§ **GIVEN INSTRUCTION**: Pictures do not belong in the copy; restate the records below word for word.

-- Start of INPUT --

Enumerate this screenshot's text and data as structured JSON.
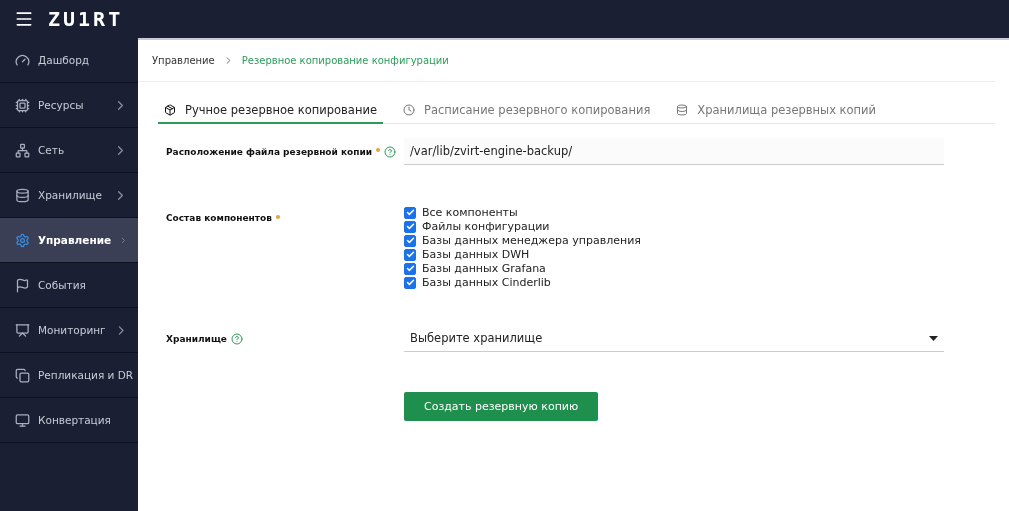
{
  "topbar": {
    "logo": "ZU1RT"
  },
  "sidebar": {
    "items": [
      {
        "label": "Дашборд",
        "selected": false,
        "expandable": false
      },
      {
        "label": "Ресурсы",
        "selected": false,
        "expandable": true
      },
      {
        "label": "Сеть",
        "selected": false,
        "expandable": true
      },
      {
        "label": "Хранилище",
        "selected": false,
        "expandable": true
      },
      {
        "label": "Управление",
        "selected": true,
        "expandable": true
      },
      {
        "label": "События",
        "selected": false,
        "expandable": false
      },
      {
        "label": "Мониторинг",
        "selected": false,
        "expandable": true
      },
      {
        "label": "Репликация и DR",
        "selected": false,
        "expandable": false
      },
      {
        "label": "Конвертация",
        "selected": false,
        "expandable": false
      }
    ]
  },
  "breadcrumb": [
    "Управление",
    "Резервное копирование конфигурации"
  ],
  "tabs": [
    {
      "label": "Ручное резервное копирование",
      "selected": true
    },
    {
      "label": "Расписание резервного копирования",
      "selected": false
    },
    {
      "label": "Хранилища резервных копий",
      "selected": false
    }
  ],
  "form": {
    "location": {
      "label": "Расположение файла резервной копии",
      "required": true,
      "help": true,
      "value": "/var/lib/zvirt-engine-backup/"
    },
    "components": {
      "label": "Состав компонентов",
      "required": true,
      "options": [
        {
          "label": "Все компоненты",
          "checked": true
        },
        {
          "label": "Файлы конфигурации",
          "checked": true
        },
        {
          "label": "Базы данных менеджера управления",
          "checked": true
        },
        {
          "label": "Базы данных DWH",
          "checked": true
        },
        {
          "label": "Базы данных Grafana",
          "checked": true
        },
        {
          "label": "Базы данных Cinderlib",
          "checked": true
        }
      ]
    },
    "storage": {
      "label": "Хранилище",
      "help": true,
      "placeholder": "Выберите хранилище"
    },
    "submit": "Создать резервную копию"
  }
}
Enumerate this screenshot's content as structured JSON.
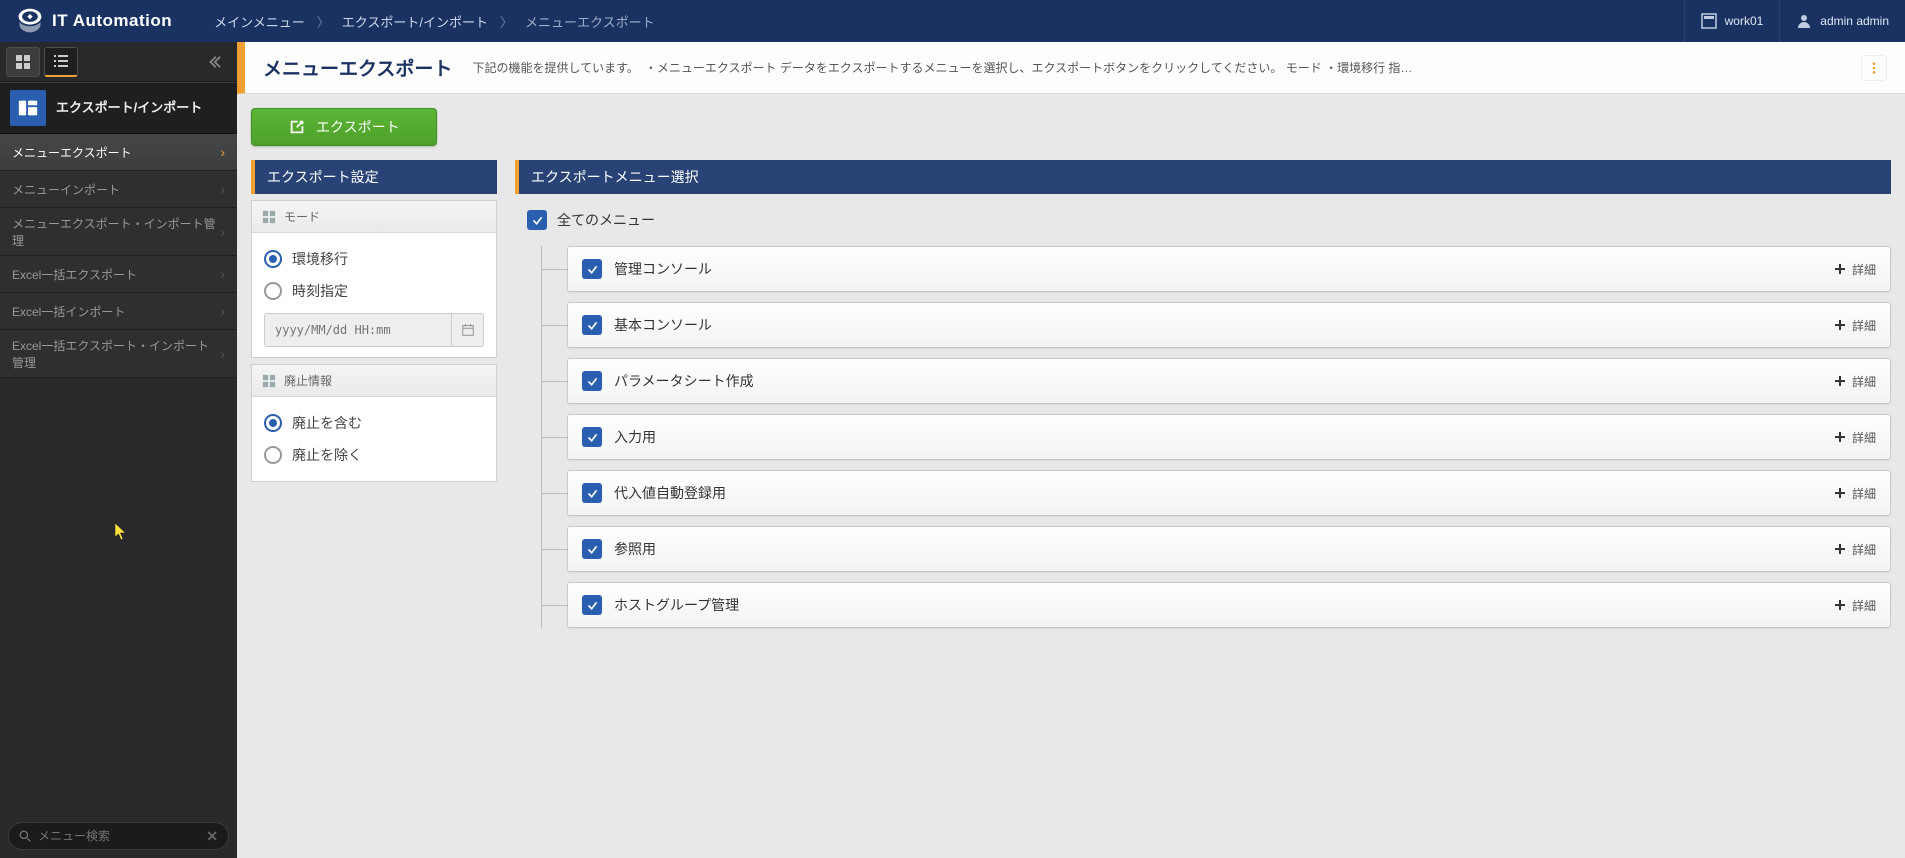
{
  "app_name": "IT Automation",
  "breadcrumbs": [
    "メインメニュー",
    "エクスポート/インポート",
    "メニューエクスポート"
  ],
  "workspace_label": "work01",
  "user_label": "admin admin",
  "sidebar": {
    "group_title": "エクスポート/インポート",
    "items": [
      {
        "label": "メニューエクスポート",
        "active": true
      },
      {
        "label": "メニューインポート"
      },
      {
        "label": "メニューエクスポート・インポート管理"
      },
      {
        "label": "Excel一括エクスポート"
      },
      {
        "label": "Excel一括インポート"
      },
      {
        "label": "Excel一括エクスポート・インポート管理"
      }
    ],
    "search_placeholder": "メニュー検索"
  },
  "page": {
    "title": "メニューエクスポート",
    "description": "下記の機能を提供しています。　・メニューエクスポート データをエクスポートするメニューを選択し、エクスポートボタンをクリックしてください。 モード ・環境移行 指…",
    "export_button": "エクスポート"
  },
  "settings": {
    "panel_title": "エクスポート設定",
    "mode": {
      "header": "モード",
      "options": [
        "環境移行",
        "時刻指定"
      ],
      "selected": "環境移行",
      "date_placeholder": "yyyy/MM/dd HH:mm"
    },
    "discard": {
      "header": "廃止情報",
      "options": [
        "廃止を含む",
        "廃止を除く"
      ],
      "selected": "廃止を含む"
    }
  },
  "menu_select": {
    "panel_title": "エクスポートメニュー選択",
    "all_label": "全てのメニュー",
    "detail_label": "詳細",
    "items": [
      "管理コンソール",
      "基本コンソール",
      "パラメータシート作成",
      "入力用",
      "代入値自動登録用",
      "参照用",
      "ホストグループ管理"
    ]
  }
}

-- End of INPUT --

§ **ANSWER TO THIS TASK**:
Enumerate this screenshot's text and data as structured JSON.
{
  "topbar": {
    "logo": "ZU1RT"
  },
  "sidebar": {
    "items": [
      {
        "label": "Дашборд",
        "selected": false,
        "expandable": false
      },
      {
        "label": "Ресурсы",
        "selected": false,
        "expandable": true
      },
      {
        "label": "Сеть",
        "selected": false,
        "expandable": true
      },
      {
        "label": "Хранилище",
        "selected": false,
        "expandable": true
      },
      {
        "label": "Управление",
        "selected": true,
        "expandable": true
      },
      {
        "label": "События",
        "selected": false,
        "expandable": false
      },
      {
        "label": "Мониторинг",
        "selected": false,
        "expandable": true
      },
      {
        "label": "Репликация и DR",
        "selected": false,
        "expandable": false
      },
      {
        "label": "Конвертация",
        "selected": false,
        "expandable": false
      }
    ]
  },
  "breadcrumb": [
    "Управление",
    "Резервное копирование конфигурации"
  ],
  "tabs": [
    {
      "label": "Ручное резервное копирование",
      "selected": true
    },
    {
      "label": "Расписание резервного копирования",
      "selected": false
    },
    {
      "label": "Хранилища резервных копий",
      "selected": false
    }
  ],
  "form": {
    "location": {
      "label": "Расположение файла резервной копии",
      "required": true,
      "help": true,
      "value": "/var/lib/zvirt-engine-backup/"
    },
    "components": {
      "label": "Состав компонентов",
      "required": true,
      "options": [
        {
          "label": "Все компоненты",
          "checked": true
        },
        {
          "label": "Файлы конфигурации",
          "checked": true
        },
        {
          "label": "Базы данных менеджера управления",
          "checked": true
        },
        {
          "label": "Базы данных DWH",
          "checked": true
        },
        {
          "label": "Базы данных Grafana",
          "checked": true
        },
        {
          "label": "Базы данных Cinderlib",
          "checked": true
        }
      ]
    },
    "storage": {
      "label": "Хранилище",
      "help": true,
      "placeholder": "Выберите хранилище"
    },
    "submit": "Создать резервную копию"
  }
}
Enumerate this screenshot's content as structured JSON.
{
  "app_name": "IT Automation",
  "breadcrumbs": [
    "メインメニュー",
    "エクスポート/インポート",
    "メニューエクスポート"
  ],
  "workspace_label": "work01",
  "user_label": "admin admin",
  "sidebar": {
    "group_title": "エクスポート/インポート",
    "items": [
      {
        "label": "メニューエクスポート",
        "active": true
      },
      {
        "label": "メニューインポート"
      },
      {
        "label": "メニューエクスポート・インポート管理"
      },
      {
        "label": "Excel一括エクスポート"
      },
      {
        "label": "Excel一括インポート"
      },
      {
        "label": "Excel一括エクスポート・インポート管理"
      }
    ],
    "search_placeholder": "メニュー検索"
  },
  "page": {
    "title": "メニューエクスポート",
    "description": "下記の機能を提供しています。　・メニューエクスポート データをエクスポートするメニューを選択し、エクスポートボタンをクリックしてください。 モード ・環境移行 指…",
    "export_button": "エクスポート"
  },
  "settings": {
    "panel_title": "エクスポート設定",
    "mode": {
      "header": "モード",
      "options": [
        "環境移行",
        "時刻指定"
      ],
      "selected": "環境移行",
      "date_placeholder": "yyyy/MM/dd HH:mm"
    },
    "discard": {
      "header": "廃止情報",
      "options": [
        "廃止を含む",
        "廃止を除く"
      ],
      "selected": "廃止を含む"
    }
  },
  "menu_select": {
    "panel_title": "エクスポートメニュー選択",
    "all_label": "全てのメニュー",
    "detail_label": "詳細",
    "items": [
      "管理コンソール",
      "基本コンソール",
      "パラメータシート作成",
      "入力用",
      "代入値自動登録用",
      "参照用",
      "ホストグループ管理"
    ]
  }
}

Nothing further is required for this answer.